◆ **What is needed**: In the listing below, find every line containing "County" and copy it out.

◆ **Information provided**:
=-=-=

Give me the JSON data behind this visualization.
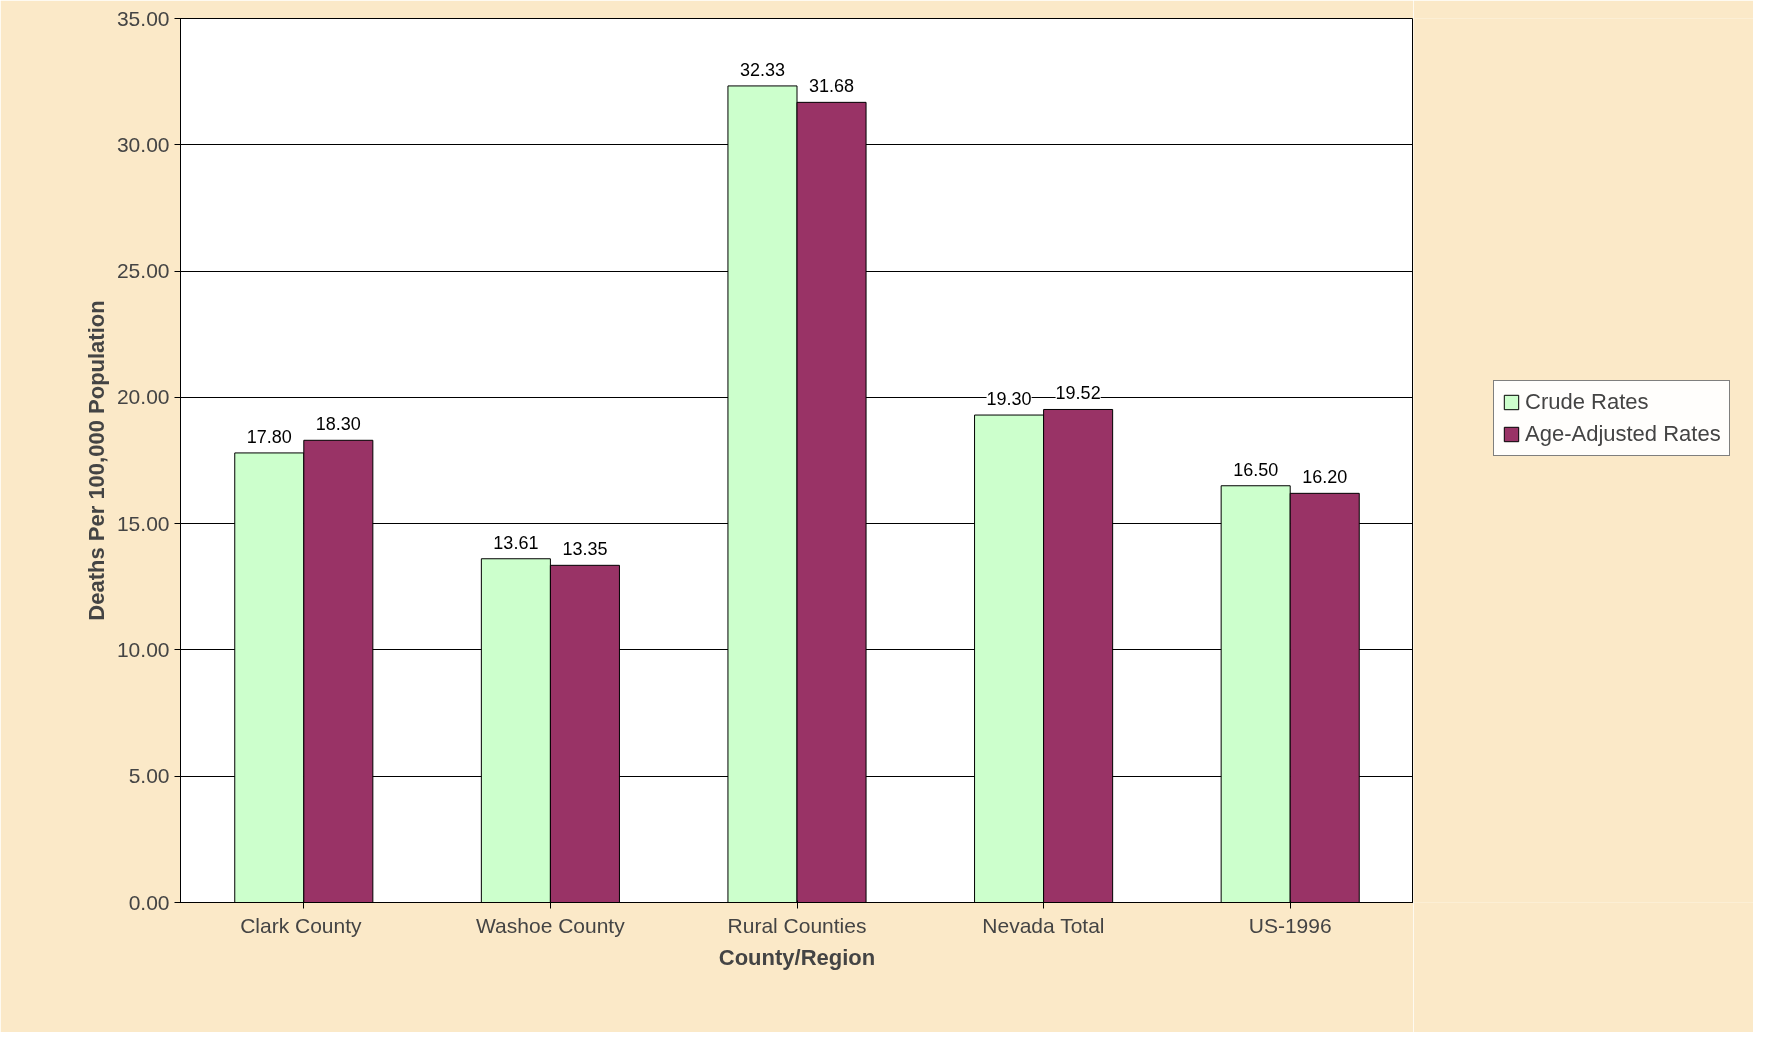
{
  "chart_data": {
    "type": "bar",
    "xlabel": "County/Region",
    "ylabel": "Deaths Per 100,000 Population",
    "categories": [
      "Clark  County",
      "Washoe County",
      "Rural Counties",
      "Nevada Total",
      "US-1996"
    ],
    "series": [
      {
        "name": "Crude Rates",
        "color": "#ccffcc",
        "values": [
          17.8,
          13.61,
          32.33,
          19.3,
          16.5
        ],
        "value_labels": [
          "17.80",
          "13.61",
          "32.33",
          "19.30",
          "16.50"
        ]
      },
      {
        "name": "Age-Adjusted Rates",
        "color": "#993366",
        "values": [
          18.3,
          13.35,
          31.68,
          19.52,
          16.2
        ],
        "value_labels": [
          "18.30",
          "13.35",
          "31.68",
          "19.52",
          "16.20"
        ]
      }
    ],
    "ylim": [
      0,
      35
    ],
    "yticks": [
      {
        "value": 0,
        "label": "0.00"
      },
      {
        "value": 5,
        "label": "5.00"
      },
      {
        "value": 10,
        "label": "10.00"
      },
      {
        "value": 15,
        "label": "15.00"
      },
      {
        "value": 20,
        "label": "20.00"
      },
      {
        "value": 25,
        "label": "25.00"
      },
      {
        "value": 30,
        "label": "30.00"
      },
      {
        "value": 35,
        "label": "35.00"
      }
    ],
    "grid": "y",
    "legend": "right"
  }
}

=-=-=

◆ **Response below**:
    "xlabel": "County/Region",
      "Clark  County",
      "Washoe County",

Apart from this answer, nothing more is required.